== EXERCISE MATERIAL ==

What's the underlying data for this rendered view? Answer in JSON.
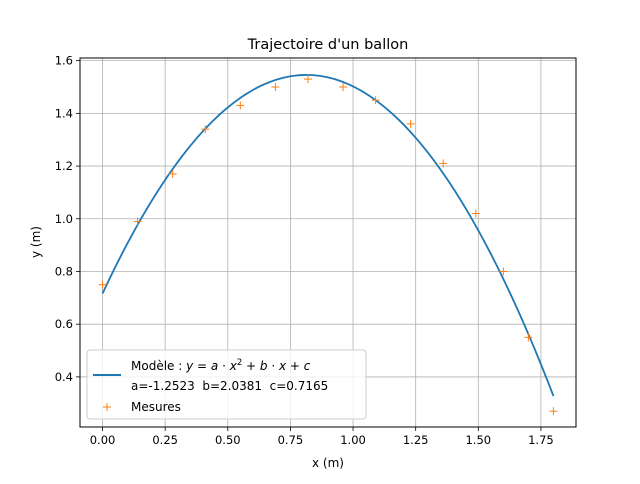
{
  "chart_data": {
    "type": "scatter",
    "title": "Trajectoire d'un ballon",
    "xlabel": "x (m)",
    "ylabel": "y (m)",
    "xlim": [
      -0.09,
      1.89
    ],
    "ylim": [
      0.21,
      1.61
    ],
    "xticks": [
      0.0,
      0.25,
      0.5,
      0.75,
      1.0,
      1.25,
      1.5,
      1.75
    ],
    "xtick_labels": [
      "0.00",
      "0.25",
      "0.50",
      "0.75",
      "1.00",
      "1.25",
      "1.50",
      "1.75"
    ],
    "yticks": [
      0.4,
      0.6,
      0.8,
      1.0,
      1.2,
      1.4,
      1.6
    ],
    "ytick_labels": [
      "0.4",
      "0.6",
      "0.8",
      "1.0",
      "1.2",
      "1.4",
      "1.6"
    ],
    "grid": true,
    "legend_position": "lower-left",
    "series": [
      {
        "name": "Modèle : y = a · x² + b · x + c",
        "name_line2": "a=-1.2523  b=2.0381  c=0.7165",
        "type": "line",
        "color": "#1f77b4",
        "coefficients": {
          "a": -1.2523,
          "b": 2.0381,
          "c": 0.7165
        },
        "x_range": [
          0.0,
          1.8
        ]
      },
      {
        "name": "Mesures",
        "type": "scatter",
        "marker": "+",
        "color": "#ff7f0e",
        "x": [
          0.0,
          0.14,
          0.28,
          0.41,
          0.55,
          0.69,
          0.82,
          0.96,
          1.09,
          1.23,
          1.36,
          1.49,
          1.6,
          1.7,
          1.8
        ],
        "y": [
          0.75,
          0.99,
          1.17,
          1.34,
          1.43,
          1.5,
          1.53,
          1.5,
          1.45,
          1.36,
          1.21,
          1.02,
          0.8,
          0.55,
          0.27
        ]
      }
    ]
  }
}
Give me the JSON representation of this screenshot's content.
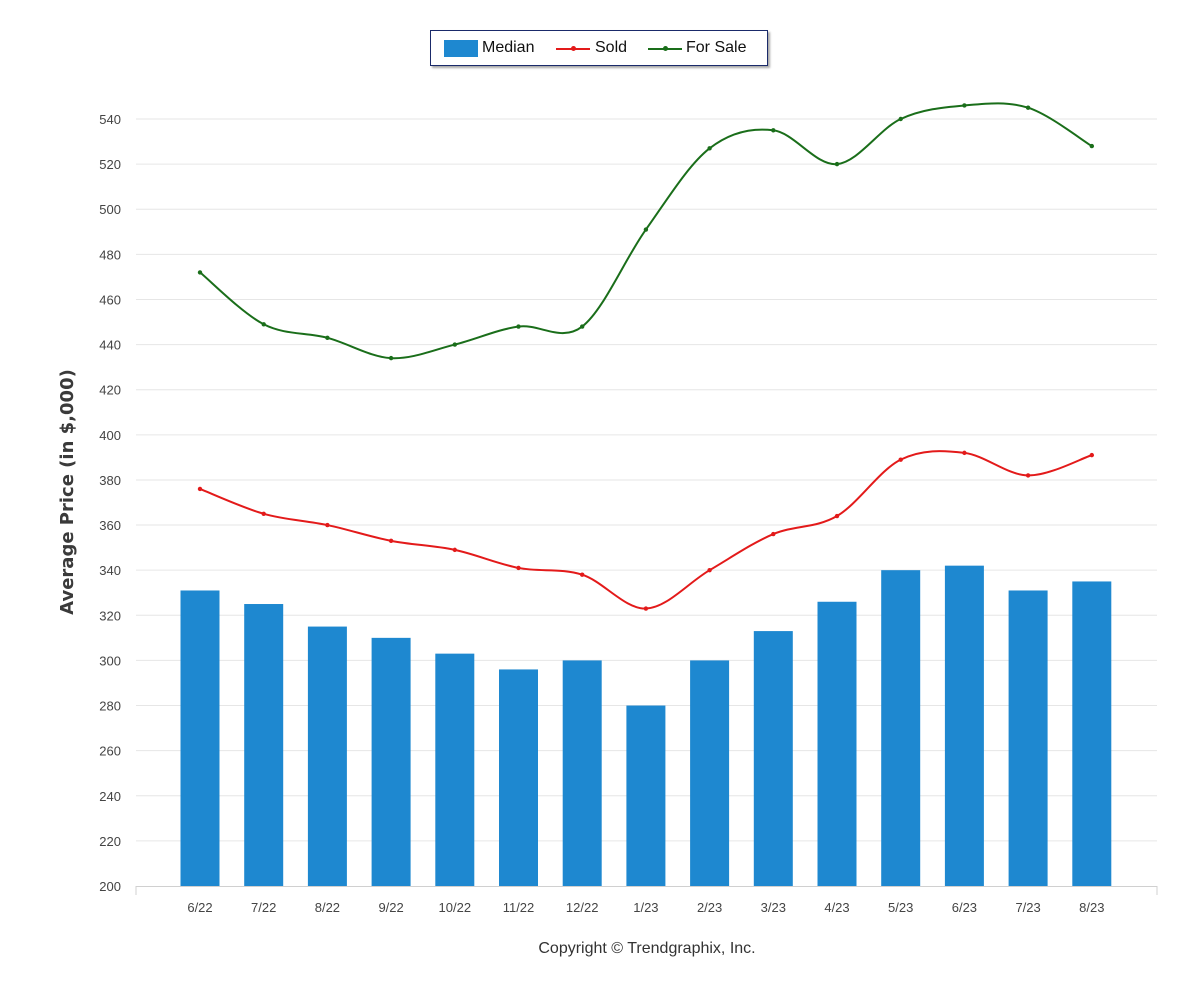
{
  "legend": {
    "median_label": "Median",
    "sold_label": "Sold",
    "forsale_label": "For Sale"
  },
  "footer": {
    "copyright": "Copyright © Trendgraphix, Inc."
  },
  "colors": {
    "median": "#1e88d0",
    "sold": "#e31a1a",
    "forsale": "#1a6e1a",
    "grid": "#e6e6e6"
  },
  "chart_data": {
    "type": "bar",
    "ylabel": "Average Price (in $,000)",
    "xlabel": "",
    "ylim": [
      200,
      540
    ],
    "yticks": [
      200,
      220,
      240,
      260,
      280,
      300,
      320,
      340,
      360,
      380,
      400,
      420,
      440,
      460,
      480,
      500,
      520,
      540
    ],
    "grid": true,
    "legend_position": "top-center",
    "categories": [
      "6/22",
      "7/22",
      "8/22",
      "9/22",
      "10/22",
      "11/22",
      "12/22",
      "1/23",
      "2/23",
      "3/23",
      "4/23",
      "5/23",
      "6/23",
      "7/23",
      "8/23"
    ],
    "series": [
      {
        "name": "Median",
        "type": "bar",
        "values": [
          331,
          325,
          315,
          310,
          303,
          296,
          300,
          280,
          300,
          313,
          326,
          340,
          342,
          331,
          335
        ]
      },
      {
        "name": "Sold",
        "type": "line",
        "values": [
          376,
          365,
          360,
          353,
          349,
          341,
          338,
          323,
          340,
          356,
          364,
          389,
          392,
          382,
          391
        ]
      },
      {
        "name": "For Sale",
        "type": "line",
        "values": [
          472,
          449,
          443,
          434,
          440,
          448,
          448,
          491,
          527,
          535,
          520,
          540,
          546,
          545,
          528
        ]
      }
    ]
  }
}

---

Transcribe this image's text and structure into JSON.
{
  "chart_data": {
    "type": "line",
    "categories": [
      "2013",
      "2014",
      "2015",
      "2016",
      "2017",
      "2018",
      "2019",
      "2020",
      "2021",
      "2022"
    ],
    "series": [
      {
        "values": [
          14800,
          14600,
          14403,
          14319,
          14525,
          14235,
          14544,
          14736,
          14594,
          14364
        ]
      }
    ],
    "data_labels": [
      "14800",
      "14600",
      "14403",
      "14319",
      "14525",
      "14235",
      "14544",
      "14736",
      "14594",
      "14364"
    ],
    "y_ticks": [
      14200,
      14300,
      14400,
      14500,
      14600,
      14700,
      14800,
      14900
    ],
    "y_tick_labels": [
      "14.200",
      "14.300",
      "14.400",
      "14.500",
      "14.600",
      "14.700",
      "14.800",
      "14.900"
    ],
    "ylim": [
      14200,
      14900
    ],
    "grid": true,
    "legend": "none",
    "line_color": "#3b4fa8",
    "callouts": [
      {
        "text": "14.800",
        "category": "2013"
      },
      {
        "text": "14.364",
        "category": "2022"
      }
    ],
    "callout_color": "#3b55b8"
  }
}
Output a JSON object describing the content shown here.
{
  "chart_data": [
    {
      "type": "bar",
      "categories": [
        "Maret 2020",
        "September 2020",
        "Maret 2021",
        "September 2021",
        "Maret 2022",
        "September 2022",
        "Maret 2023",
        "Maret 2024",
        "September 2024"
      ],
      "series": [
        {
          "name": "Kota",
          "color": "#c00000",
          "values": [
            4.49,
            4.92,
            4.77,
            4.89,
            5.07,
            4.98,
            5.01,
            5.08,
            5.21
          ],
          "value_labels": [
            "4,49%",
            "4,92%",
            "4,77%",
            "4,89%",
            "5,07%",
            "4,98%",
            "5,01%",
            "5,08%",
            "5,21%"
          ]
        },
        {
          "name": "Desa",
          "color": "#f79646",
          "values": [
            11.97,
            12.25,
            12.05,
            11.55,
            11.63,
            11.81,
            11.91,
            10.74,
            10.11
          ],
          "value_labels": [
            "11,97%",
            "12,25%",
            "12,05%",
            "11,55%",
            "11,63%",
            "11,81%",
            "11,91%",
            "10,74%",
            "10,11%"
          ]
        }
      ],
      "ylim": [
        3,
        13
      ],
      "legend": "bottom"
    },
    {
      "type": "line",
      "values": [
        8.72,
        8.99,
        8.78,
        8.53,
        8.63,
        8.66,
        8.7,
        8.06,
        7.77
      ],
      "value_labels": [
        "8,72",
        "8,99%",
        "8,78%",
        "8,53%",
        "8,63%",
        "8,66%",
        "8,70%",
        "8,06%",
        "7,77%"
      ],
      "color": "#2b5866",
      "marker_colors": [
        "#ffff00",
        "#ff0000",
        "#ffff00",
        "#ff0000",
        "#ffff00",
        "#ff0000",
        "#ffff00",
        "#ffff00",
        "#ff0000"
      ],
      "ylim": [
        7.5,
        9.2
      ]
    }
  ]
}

...

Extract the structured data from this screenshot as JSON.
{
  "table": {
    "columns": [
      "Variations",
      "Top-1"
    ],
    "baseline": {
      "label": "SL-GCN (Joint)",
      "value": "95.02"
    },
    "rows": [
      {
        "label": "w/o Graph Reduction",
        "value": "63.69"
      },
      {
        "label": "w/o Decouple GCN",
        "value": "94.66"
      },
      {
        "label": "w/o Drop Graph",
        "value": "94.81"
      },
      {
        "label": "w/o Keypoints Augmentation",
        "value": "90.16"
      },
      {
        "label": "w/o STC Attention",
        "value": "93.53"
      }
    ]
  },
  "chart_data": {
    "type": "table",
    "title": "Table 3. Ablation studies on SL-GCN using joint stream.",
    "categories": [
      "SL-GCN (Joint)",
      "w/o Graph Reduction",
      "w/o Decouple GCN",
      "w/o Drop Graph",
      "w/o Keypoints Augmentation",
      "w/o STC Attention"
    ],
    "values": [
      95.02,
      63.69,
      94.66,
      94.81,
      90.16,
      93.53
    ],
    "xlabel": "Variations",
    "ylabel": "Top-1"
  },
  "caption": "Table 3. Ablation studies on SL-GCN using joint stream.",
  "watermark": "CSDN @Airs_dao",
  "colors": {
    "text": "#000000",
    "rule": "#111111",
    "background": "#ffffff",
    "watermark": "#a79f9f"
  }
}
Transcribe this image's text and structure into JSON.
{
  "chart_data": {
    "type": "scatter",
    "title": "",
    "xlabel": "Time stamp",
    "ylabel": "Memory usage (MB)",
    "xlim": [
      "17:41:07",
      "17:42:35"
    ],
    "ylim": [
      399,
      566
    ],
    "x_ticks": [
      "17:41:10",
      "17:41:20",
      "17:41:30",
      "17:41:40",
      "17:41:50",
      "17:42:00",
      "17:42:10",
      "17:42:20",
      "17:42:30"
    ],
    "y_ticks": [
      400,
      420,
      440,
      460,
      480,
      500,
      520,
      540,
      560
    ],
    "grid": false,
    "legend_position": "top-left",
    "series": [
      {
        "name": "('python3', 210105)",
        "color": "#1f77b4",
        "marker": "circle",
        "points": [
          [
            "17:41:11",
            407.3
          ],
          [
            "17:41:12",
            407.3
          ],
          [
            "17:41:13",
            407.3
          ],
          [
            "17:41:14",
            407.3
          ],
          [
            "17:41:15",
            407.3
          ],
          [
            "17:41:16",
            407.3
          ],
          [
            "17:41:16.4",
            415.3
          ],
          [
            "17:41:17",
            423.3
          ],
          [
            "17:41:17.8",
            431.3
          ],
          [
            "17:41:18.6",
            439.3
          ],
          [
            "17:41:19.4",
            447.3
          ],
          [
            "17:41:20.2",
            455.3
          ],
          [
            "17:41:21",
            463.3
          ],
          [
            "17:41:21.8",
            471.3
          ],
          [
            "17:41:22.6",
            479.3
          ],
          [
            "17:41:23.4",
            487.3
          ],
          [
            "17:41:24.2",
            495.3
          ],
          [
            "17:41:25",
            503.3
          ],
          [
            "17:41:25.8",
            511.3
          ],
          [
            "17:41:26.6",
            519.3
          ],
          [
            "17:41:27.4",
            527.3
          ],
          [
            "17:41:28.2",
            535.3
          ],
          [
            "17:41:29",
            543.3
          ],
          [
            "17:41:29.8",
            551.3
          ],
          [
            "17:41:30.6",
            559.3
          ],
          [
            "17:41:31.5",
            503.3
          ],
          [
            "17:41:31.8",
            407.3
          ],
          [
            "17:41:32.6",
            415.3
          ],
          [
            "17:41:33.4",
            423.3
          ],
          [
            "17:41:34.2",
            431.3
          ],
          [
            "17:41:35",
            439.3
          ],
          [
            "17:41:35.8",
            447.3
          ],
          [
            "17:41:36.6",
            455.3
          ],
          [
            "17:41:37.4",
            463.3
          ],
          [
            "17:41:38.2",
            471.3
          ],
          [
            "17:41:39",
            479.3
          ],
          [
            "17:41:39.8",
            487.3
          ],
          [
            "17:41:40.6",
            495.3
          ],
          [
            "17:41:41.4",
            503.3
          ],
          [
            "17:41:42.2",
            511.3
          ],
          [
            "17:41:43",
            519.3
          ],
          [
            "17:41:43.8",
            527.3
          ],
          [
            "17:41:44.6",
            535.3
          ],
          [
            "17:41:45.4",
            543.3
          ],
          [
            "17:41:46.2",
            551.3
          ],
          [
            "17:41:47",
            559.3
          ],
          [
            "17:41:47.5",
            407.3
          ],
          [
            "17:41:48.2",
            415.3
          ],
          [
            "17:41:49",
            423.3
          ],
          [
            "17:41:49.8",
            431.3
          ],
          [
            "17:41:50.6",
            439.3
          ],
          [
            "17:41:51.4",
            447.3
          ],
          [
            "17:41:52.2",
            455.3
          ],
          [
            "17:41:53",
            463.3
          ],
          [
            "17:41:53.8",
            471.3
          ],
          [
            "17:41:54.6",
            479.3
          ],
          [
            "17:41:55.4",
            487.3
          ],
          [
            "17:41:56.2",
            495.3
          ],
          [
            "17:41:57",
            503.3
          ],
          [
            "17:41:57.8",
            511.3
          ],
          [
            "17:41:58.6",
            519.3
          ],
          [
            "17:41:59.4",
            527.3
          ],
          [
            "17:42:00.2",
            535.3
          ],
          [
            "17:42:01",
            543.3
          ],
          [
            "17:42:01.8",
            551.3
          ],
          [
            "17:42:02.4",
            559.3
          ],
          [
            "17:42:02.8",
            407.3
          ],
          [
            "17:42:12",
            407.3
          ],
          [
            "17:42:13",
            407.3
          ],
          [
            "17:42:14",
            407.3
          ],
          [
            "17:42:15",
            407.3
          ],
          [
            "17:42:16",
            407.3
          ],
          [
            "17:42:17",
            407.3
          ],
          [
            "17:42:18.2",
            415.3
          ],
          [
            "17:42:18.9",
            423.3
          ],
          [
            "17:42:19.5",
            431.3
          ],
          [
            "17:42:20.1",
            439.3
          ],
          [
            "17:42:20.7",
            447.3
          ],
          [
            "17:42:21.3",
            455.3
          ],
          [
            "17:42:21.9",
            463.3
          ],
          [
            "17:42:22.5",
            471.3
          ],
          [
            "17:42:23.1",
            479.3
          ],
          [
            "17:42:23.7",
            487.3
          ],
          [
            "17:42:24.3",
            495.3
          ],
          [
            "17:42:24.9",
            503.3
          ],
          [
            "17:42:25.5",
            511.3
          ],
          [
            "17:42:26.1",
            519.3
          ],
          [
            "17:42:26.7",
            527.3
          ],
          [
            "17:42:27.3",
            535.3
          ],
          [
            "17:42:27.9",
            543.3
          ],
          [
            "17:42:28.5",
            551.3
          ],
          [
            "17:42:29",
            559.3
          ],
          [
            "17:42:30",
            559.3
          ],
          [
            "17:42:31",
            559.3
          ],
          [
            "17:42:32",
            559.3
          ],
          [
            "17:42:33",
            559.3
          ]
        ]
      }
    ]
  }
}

== REQUIREMENT ==
Pull out every line of the records above that contains the word "this".

== THE RESPONSE ==
What's the underlying data for this rendered view? Answer in JSON.
Give me the JSON representation of this screenshot's content.
Transcribe this image's text and structure into JSON.
Extract the structured data from this screenshot as JSON.
Transcribe this image's text and structure into JSON.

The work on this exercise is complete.